* **Problem details**: Transcribe all the entries word for word, skipping the pictures.
━━ Given information
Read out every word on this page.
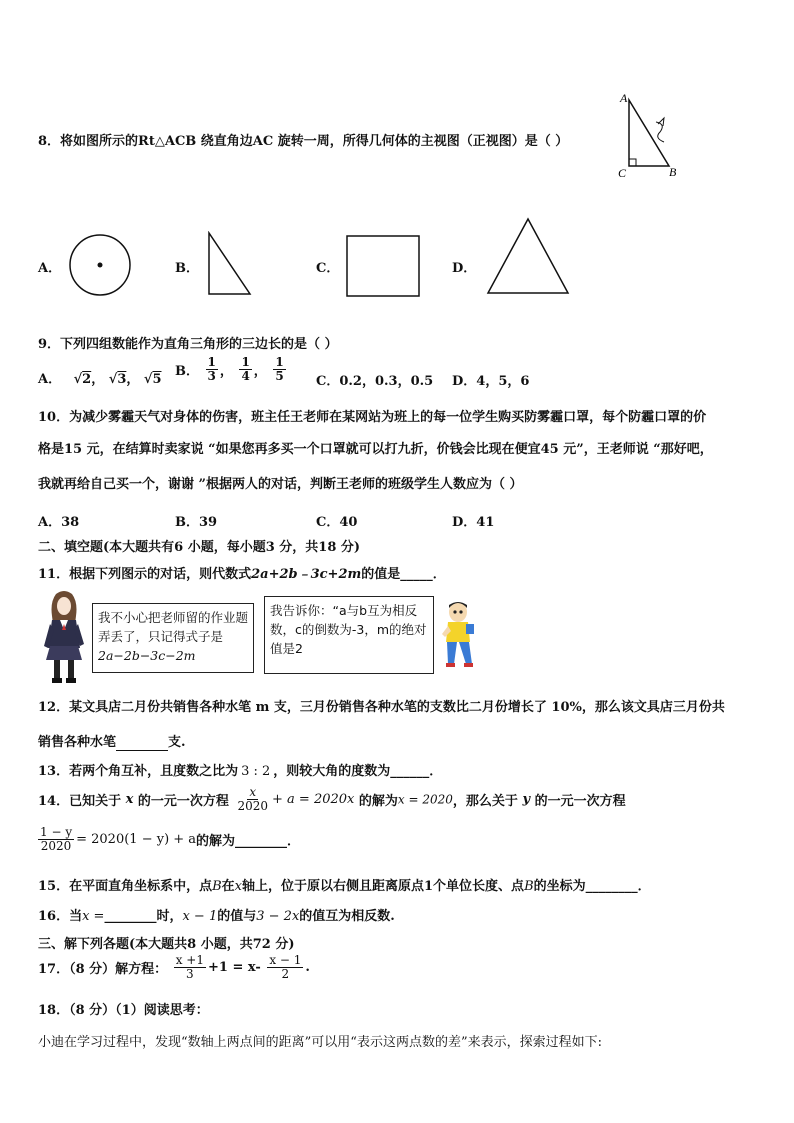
A
C	B
8．将如图所示的Rt△ACB 绕直角边AC 旋转一周，所得几何体的主视图（正视图）是（ ）
A．	B．	C．	D．
9．下列四组数能作为直角三角形的三边长的是（ ）
A． √2， √3， √5
B． $\frac{1}{3}$ ， $\frac{1}{4}$ ， $\frac{1}{5}$ C．0.2，0.3，0.5 D．4，5，6
10．为减少雾霾天气对身体的伤害，班主任王老师在某网站为班上的每一位学生购买防雾霾口罩，每个防霾口罩的价
格是15 元，在结算时卖家说 “如果您再多买一个口罩就可以打九折，价钱会比现在便宜45 元”，王老师说 “那好吧，
我就再给自己买一个，谢谢 ”根据两人的对话，判断王老师的班级学生人数应为（ ）
A．38	B．39	C．40	D．41
二、填空题(本大题共有6 小题，每小题3 分，共18 分)
11．根据下列图示的对话，则代数式2a+2b﹣3c+2m的值是_____．
我不小心把老师留的作业题弄丢了，只记得式子是
2a−2b−3c−2m
我告诉你：“a与b互为相反数，c的倒数为-3，m的绝对值是2
12．某文具店二月份共销售各种水笔 m 支，三月份销售各种水笔的支数比二月份增长了 10%，那么该文具店三月份共
销售各种水笔	支.
13．若两个角互补，且度数之比为 3 : 2 ，则较大角的度数为______．
14．已知关于 x 的一元一次方程 $\frac{x}{2020} + a = 2020x$ 的解为x = 2020，那么关于 y 的一元一次方程
$\frac{1 - y}{2020} = 2020(1 - y) + a$的解为________．
15．在平面直角坐标系中，点B在x轴上，位于原以右侧且距离原点1个单位长度、点B的坐标为________．
16．当x =________时，x − 1的值与3 − 2x的值互为相反数.
三、解下列各题(本大题共8 小题，共72 分)
17．（8 分）解方程： $\frac{x +1}{3} +1 = x- \frac{x - 1}{2}$ .
18．（8 分）（1）阅读思考：
小迪在学习过程中，发现“数轴上两点间的距离”可以用“表示这两点数的差”来表示，探索过程如下:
━━━━
* **Written solution**:
Read out every word on this page.
A
C	B
8．将如图所示的Rt△ACB 绕直角边AC 旋转一周，所得几何体的主视图（正视图）是（ ）
A．	B．	C．	D．
9．下列四组数能作为直角三角形的三边长的是（ ）
A． √2， √3， √5
B． $\frac{1}{3}$ ， $\frac{1}{4}$ ， $\frac{1}{5}$ C．0.2，0.3，0.5 D．4，5，6
10．为减少雾霾天气对身体的伤害，班主任王老师在某网站为班上的每一位学生购买防雾霾口罩，每个防霾口罩的价
格是15 元，在结算时卖家说 “如果您再多买一个口罩就可以打九折，价钱会比现在便宜45 元”，王老师说 “那好吧，
我就再给自己买一个，谢谢 ”根据两人的对话，判断王老师的班级学生人数应为（ ）
A．38	B．39	C．40	D．41
二、填空题(本大题共有6 小题，每小题3 分，共18 分)
11．根据下列图示的对话，则代数式2a+2b﹣3c+2m的值是_____．
我不小心把老师留的作业题弄丢了，只记得式子是
2a−2b−3c−2m
我告诉你：“a与b互为相反数，c的倒数为-3，m的绝对值是2
12．某文具店二月份共销售各种水笔 m 支，三月份销售各种水笔的支数比二月份增长了 10%，那么该文具店三月份共
销售各种水笔	支.
13．若两个角互补，且度数之比为 3 : 2 ，则较大角的度数为______．
14．已知关于 x 的一元一次方程 $\frac{x}{2020} + a = 2020x$ 的解为x = 2020，那么关于 y 的一元一次方程
$\frac{1 - y}{2020} = 2020(1 - y) + a$的解为________．
15．在平面直角坐标系中，点B在x轴上，位于原以右侧且距离原点1个单位长度、点B的坐标为________．
16．当x =________时，x − 1的值与3 − 2x的值互为相反数.
三、解下列各题(本大题共8 小题，共72 分)
17．（8 分）解方程： $\frac{x +1}{3} +1 = x- \frac{x - 1}{2}$ .
18．（8 分）（1）阅读思考：
小迪在学习过程中，发现“数轴上两点间的距离”可以用“表示这两点数的差”来表示，探索过程如下:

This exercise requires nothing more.